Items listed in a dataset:
■ ■ ■ ■ ■ ■ ■

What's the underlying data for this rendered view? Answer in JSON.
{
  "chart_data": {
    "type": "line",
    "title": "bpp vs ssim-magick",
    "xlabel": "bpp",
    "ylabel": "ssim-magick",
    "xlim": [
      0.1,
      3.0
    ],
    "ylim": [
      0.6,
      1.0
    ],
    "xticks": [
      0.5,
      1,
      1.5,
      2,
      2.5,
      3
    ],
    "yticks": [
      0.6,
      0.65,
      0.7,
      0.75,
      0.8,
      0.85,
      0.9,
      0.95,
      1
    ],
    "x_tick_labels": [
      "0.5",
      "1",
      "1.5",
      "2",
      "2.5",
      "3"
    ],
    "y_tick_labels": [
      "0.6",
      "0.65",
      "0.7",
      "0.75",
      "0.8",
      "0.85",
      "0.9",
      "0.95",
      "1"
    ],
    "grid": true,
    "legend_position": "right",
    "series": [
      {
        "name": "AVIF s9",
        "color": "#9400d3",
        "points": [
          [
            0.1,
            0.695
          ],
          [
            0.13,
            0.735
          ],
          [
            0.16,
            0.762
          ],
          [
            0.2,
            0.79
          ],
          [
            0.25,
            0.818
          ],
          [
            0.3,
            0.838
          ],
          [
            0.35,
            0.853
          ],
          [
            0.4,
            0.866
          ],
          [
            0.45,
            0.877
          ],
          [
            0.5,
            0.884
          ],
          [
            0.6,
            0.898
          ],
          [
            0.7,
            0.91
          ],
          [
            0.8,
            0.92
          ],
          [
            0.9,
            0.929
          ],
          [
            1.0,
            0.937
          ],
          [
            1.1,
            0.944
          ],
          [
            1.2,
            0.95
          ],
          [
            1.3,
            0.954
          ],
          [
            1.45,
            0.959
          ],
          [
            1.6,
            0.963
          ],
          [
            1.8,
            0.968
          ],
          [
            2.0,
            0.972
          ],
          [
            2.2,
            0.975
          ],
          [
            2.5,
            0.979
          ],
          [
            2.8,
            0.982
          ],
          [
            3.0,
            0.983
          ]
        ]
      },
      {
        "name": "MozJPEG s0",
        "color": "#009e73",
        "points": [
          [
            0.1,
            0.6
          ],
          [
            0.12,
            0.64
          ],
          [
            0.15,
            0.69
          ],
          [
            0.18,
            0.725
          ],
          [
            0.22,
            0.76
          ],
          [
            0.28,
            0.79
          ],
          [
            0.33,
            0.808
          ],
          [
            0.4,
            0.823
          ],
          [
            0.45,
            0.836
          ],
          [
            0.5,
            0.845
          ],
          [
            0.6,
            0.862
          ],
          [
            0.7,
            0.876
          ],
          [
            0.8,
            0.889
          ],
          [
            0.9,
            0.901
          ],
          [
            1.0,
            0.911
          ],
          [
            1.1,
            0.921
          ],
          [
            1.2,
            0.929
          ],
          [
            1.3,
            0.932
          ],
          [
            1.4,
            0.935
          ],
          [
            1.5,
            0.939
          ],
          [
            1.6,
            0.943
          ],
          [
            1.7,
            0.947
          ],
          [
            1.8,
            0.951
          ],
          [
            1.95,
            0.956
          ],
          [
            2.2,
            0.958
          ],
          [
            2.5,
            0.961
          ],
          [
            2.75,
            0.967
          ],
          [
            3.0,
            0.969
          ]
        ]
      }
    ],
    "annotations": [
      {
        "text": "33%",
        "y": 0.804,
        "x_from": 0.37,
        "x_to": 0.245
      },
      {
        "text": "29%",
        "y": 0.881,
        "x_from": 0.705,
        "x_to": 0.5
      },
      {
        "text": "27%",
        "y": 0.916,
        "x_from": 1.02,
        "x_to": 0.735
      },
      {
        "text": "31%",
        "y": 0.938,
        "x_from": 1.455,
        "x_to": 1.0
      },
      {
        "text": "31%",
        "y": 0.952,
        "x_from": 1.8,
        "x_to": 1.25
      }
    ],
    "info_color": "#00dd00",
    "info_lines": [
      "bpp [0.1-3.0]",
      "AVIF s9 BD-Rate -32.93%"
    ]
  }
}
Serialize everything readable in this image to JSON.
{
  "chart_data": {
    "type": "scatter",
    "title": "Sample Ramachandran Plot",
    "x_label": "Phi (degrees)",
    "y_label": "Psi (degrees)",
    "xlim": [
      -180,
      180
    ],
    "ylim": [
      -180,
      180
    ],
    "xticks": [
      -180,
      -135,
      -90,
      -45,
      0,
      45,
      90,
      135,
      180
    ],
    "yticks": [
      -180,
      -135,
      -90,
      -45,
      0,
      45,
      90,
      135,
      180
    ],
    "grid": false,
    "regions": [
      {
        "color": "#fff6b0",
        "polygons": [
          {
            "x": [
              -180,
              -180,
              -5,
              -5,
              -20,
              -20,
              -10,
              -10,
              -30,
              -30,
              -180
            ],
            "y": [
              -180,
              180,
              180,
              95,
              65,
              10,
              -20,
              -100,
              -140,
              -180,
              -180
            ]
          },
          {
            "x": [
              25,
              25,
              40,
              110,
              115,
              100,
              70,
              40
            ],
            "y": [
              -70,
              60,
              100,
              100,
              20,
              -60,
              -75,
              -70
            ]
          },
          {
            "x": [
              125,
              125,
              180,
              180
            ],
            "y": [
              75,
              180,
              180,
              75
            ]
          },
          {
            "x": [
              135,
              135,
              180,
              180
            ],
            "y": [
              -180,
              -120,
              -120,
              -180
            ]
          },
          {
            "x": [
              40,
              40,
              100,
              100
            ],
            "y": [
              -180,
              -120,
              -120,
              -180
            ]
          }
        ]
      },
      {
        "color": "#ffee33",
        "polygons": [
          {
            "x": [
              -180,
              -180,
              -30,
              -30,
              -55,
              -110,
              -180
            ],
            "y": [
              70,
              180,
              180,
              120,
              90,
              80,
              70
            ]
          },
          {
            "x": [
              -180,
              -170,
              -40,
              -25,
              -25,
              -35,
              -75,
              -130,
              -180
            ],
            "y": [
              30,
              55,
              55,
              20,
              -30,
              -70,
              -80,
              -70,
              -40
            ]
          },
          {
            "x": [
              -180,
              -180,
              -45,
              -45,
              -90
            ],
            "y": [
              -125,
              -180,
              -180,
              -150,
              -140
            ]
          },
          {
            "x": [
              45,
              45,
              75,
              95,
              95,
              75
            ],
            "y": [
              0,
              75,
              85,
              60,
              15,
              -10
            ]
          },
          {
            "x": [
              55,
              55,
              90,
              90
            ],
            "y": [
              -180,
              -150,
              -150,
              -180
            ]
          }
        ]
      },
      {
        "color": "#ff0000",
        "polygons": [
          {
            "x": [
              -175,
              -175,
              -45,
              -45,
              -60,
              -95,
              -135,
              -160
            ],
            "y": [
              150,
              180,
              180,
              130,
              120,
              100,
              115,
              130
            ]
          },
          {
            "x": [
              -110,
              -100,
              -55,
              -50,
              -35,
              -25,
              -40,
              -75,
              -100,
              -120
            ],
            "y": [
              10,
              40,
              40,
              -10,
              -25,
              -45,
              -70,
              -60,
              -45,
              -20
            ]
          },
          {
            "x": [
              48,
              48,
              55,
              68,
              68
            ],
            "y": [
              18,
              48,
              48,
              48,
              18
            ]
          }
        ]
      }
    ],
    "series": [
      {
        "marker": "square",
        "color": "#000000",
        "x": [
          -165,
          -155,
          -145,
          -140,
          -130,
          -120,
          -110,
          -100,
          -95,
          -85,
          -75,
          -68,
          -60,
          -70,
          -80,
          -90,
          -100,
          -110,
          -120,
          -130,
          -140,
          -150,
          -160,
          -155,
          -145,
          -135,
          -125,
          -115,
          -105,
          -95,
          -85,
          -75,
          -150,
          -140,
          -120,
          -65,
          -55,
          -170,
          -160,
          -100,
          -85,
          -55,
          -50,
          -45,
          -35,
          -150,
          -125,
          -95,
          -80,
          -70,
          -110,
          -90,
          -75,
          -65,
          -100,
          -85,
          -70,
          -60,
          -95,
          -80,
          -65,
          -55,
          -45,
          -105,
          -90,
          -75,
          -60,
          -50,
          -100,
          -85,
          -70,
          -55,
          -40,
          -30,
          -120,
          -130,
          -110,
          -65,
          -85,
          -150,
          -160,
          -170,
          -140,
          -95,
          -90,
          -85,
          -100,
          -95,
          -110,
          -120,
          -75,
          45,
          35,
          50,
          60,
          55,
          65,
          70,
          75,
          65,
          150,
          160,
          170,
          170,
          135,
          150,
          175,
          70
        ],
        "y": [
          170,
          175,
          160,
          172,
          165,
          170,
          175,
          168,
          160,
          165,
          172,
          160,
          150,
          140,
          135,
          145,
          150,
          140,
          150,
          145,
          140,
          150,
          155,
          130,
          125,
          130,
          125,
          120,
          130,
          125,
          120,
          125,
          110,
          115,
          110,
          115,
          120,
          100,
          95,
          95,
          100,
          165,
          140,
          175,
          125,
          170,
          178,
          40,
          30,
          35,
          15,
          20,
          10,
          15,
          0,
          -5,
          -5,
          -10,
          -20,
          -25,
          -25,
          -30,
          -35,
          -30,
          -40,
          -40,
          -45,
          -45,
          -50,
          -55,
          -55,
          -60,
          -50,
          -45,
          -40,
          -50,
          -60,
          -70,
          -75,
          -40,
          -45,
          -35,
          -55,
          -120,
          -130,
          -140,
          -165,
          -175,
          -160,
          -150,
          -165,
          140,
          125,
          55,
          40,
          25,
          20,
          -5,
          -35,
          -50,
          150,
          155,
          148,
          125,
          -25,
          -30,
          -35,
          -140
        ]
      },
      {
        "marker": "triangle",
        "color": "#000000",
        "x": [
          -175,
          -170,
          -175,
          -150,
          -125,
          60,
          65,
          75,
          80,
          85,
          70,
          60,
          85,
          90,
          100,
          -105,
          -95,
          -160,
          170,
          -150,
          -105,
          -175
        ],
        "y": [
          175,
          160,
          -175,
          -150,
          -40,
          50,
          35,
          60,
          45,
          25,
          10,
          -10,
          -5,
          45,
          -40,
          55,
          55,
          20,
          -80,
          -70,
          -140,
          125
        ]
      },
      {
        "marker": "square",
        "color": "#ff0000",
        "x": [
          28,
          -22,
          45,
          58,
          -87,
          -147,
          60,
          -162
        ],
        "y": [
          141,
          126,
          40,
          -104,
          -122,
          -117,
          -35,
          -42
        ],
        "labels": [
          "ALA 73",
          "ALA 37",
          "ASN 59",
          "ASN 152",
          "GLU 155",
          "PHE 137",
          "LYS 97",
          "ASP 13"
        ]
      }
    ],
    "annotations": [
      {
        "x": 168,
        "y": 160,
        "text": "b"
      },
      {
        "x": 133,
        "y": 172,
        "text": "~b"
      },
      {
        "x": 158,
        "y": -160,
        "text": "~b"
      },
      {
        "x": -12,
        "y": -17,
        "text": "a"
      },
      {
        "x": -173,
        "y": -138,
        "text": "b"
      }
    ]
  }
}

■ ■ ■ ■ ■ ■ ■

REQUIREMENT: Your task is to pick out every line with the string "this" and copy it.

ANSWER TO THE TASK:
What's the underlying data for this rendered view? Answer in JSON.
Serialize everything readable in this image to JSON.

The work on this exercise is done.